[Chart and figure data]

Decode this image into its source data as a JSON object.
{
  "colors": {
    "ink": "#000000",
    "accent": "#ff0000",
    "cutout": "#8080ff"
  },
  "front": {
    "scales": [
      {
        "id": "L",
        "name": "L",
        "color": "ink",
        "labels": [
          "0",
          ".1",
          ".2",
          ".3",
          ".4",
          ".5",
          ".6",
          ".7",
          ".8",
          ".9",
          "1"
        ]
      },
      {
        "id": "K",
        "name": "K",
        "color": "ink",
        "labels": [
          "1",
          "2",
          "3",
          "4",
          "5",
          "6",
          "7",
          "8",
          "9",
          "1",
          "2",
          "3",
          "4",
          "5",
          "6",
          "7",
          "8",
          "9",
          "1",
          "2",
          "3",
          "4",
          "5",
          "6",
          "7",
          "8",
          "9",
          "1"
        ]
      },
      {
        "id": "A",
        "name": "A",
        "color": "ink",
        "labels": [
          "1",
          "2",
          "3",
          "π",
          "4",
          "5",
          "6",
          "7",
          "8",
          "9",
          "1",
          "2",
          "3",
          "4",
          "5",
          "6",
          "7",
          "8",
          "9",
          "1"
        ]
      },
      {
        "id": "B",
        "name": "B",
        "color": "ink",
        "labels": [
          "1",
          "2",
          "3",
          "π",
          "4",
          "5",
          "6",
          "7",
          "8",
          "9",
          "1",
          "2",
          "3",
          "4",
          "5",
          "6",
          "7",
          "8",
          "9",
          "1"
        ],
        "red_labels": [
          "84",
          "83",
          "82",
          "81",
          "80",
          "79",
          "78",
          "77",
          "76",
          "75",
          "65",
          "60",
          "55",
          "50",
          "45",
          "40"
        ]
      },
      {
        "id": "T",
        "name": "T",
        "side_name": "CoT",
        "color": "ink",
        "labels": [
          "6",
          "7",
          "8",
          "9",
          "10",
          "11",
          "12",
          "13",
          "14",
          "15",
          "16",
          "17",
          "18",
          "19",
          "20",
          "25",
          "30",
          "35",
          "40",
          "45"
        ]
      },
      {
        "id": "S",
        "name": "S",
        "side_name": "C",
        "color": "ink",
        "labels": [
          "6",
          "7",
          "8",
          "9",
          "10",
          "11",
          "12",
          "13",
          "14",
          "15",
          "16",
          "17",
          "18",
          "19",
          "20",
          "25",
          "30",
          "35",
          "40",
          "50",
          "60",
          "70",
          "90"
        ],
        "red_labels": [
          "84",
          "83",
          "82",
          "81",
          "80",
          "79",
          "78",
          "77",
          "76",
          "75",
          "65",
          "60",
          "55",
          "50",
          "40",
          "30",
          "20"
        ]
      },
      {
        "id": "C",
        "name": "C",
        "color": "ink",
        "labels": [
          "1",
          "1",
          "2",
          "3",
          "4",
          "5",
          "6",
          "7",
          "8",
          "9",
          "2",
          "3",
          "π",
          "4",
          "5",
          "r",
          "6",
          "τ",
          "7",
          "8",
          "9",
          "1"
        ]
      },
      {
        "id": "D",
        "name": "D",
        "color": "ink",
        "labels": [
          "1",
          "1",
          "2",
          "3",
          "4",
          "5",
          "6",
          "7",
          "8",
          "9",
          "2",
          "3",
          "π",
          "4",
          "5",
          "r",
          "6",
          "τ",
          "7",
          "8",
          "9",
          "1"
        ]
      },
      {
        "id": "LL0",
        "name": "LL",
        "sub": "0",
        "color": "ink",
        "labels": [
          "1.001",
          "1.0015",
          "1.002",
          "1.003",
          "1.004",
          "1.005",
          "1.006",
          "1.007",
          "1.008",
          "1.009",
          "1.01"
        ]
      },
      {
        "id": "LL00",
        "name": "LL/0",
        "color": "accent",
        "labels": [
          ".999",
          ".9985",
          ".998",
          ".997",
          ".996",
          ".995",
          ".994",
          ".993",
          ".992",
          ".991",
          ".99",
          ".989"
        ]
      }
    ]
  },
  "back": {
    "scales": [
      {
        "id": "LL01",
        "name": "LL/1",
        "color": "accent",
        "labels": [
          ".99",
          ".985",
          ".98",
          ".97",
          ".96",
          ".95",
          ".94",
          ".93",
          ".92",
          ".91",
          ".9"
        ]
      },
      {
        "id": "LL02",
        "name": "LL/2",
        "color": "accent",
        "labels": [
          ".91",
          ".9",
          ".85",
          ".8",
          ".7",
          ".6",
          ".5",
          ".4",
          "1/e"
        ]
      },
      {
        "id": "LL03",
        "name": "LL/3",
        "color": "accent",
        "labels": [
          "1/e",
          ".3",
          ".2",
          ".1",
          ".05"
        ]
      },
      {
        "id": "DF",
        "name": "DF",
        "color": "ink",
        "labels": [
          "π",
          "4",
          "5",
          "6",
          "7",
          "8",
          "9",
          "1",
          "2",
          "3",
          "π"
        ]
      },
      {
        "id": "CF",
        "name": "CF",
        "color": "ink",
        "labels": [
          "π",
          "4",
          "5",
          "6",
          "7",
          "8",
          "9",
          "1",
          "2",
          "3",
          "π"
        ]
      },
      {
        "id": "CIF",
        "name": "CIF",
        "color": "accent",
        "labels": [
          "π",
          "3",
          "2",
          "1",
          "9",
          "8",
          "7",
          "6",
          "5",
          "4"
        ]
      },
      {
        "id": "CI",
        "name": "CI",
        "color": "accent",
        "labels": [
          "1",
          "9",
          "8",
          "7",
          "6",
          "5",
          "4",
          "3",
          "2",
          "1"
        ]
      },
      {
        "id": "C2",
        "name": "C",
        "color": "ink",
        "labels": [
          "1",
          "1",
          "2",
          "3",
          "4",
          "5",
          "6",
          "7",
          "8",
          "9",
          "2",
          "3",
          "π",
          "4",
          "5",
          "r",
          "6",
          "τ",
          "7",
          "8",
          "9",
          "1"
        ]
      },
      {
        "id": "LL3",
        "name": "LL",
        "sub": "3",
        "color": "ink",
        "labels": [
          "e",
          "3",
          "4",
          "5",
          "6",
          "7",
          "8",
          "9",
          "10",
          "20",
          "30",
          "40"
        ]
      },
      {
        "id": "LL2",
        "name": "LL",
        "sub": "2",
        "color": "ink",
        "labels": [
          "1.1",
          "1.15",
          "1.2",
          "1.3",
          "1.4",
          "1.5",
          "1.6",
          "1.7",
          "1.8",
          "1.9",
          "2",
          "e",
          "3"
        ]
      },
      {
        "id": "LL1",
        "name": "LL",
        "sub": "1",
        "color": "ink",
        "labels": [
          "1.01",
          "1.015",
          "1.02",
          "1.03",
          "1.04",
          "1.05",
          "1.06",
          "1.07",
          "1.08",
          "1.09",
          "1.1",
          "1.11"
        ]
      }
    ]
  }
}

* Task details
Take the lines above and print them exactly.

* Task answer
Decode this image into its source data as a JSON object.
{
  "colors": {
    "ink": "#000000",
    "accent": "#ff0000",
    "cutout": "#8080ff"
  },
  "front": {
    "scales": [
      {
        "id": "L",
        "name": "L",
        "color": "ink",
        "labels": [
          "0",
          ".1",
          ".2",
          ".3",
          ".4",
          ".5",
          ".6",
          ".7",
          ".8",
          ".9",
          "1"
        ]
      },
      {
        "id": "K",
        "name": "K",
        "color": "ink",
        "labels": [
          "1",
          "2",
          "3",
          "4",
          "5",
          "6",
          "7",
          "8",
          "9",
          "1",
          "2",
          "3",
          "4",
          "5",
          "6",
          "7",
          "8",
          "9",
          "1",
          "2",
          "3",
          "4",
          "5",
          "6",
          "7",
          "8",
          "9",
          "1"
        ]
      },
      {
        "id": "A",
        "name": "A",
        "color": "ink",
        "labels": [
          "1",
          "2",
          "3",
          "π",
          "4",
          "5",
          "6",
          "7",
          "8",
          "9",
          "1",
          "2",
          "3",
          "4",
          "5",
          "6",
          "7",
          "8",
          "9",
          "1"
        ]
      },
      {
        "id": "B",
        "name": "B",
        "color": "ink",
        "labels": [
          "1",
          "2",
          "3",
          "π",
          "4",
          "5",
          "6",
          "7",
          "8",
          "9",
          "1",
          "2",
          "3",
          "4",
          "5",
          "6",
          "7",
          "8",
          "9",
          "1"
        ],
        "red_labels": [
          "84",
          "83",
          "82",
          "81",
          "80",
          "79",
          "78",
          "77",
          "76",
          "75",
          "65",
          "60",
          "55",
          "50",
          "45",
          "40"
        ]
      },
      {
        "id": "T",
        "name": "T",
        "side_name": "CoT",
        "color": "ink",
        "labels": [
          "6",
          "7",
          "8",
          "9",
          "10",
          "11",
          "12",
          "13",
          "14",
          "15",
          "16",
          "17",
          "18",
          "19",
          "20",
          "25",
          "30",
          "35",
          "40",
          "45"
        ]
      },
      {
        "id": "S",
        "name": "S",
        "side_name": "C",
        "color": "ink",
        "labels": [
          "6",
          "7",
          "8",
          "9",
          "10",
          "11",
          "12",
          "13",
          "14",
          "15",
          "16",
          "17",
          "18",
          "19",
          "20",
          "25",
          "30",
          "35",
          "40",
          "50",
          "60",
          "70",
          "90"
        ],
        "red_labels": [
          "84",
          "83",
          "82",
          "81",
          "80",
          "79",
          "78",
          "77",
          "76",
          "75",
          "65",
          "60",
          "55",
          "50",
          "40",
          "30",
          "20"
        ]
      },
      {
        "id": "C",
        "name": "C",
        "color": "ink",
        "labels": [
          "1",
          "1",
          "2",
          "3",
          "4",
          "5",
          "6",
          "7",
          "8",
          "9",
          "2",
          "3",
          "π",
          "4",
          "5",
          "r",
          "6",
          "τ",
          "7",
          "8",
          "9",
          "1"
        ]
      },
      {
        "id": "D",
        "name": "D",
        "color": "ink",
        "labels": [
          "1",
          "1",
          "2",
          "3",
          "4",
          "5",
          "6",
          "7",
          "8",
          "9",
          "2",
          "3",
          "π",
          "4",
          "5",
          "r",
          "6",
          "τ",
          "7",
          "8",
          "9",
          "1"
        ]
      },
      {
        "id": "LL0",
        "name": "LL",
        "sub": "0",
        "color": "ink",
        "labels": [
          "1.001",
          "1.0015",
          "1.002",
          "1.003",
          "1.004",
          "1.005",
          "1.006",
          "1.007",
          "1.008",
          "1.009",
          "1.01"
        ]
      },
      {
        "id": "LL00",
        "name": "LL/0",
        "color": "accent",
        "labels": [
          ".999",
          ".9985",
          ".998",
          ".997",
          ".996",
          ".995",
          ".994",
          ".993",
          ".992",
          ".991",
          ".99",
          ".989"
        ]
      }
    ]
  },
  "back": {
    "scales": [
      {
        "id": "LL01",
        "name": "LL/1",
        "color": "accent",
        "labels": [
          ".99",
          ".985",
          ".98",
          ".97",
          ".96",
          ".95",
          ".94",
          ".93",
          ".92",
          ".91",
          ".9"
        ]
      },
      {
        "id": "LL02",
        "name": "LL/2",
        "color": "accent",
        "labels": [
          ".91",
          ".9",
          ".85",
          ".8",
          ".7",
          ".6",
          ".5",
          ".4",
          "1/e"
        ]
      },
      {
        "id": "LL03",
        "name": "LL/3",
        "color": "accent",
        "labels": [
          "1/e",
          ".3",
          ".2",
          ".1",
          ".05"
        ]
      },
      {
        "id": "DF",
        "name": "DF",
        "color": "ink",
        "labels": [
          "π",
          "4",
          "5",
          "6",
          "7",
          "8",
          "9",
          "1",
          "2",
          "3",
          "π"
        ]
      },
      {
        "id": "CF",
        "name": "CF",
        "color": "ink",
        "labels": [
          "π",
          "4",
          "5",
          "6",
          "7",
          "8",
          "9",
          "1",
          "2",
          "3",
          "π"
        ]
      },
      {
        "id": "CIF",
        "name": "CIF",
        "color": "accent",
        "labels": [
          "π",
          "3",
          "2",
          "1",
          "9",
          "8",
          "7",
          "6",
          "5",
          "4"
        ]
      },
      {
        "id": "CI",
        "name": "CI",
        "color": "accent",
        "labels": [
          "1",
          "9",
          "8",
          "7",
          "6",
          "5",
          "4",
          "3",
          "2",
          "1"
        ]
      },
      {
        "id": "C2",
        "name": "C",
        "color": "ink",
        "labels": [
          "1",
          "1",
          "2",
          "3",
          "4",
          "5",
          "6",
          "7",
          "8",
          "9",
          "2",
          "3",
          "π",
          "4",
          "5",
          "r",
          "6",
          "τ",
          "7",
          "8",
          "9",
          "1"
        ]
      },
      {
        "id": "LL3",
        "name": "LL",
        "sub": "3",
        "color": "ink",
        "labels": [
          "e",
          "3",
          "4",
          "5",
          "6",
          "7",
          "8",
          "9",
          "10",
          "20",
          "30",
          "40"
        ]
      },
      {
        "id": "LL2",
        "name": "LL",
        "sub": "2",
        "color": "ink",
        "labels": [
          "1.1",
          "1.15",
          "1.2",
          "1.3",
          "1.4",
          "1.5",
          "1.6",
          "1.7",
          "1.8",
          "1.9",
          "2",
          "e",
          "3"
        ]
      },
      {
        "id": "LL1",
        "name": "LL",
        "sub": "1",
        "color": "ink",
        "labels": [
          "1.01",
          "1.015",
          "1.02",
          "1.03",
          "1.04",
          "1.05",
          "1.06",
          "1.07",
          "1.08",
          "1.09",
          "1.1",
          "1.11"
        ]
      }
    ]
  }
}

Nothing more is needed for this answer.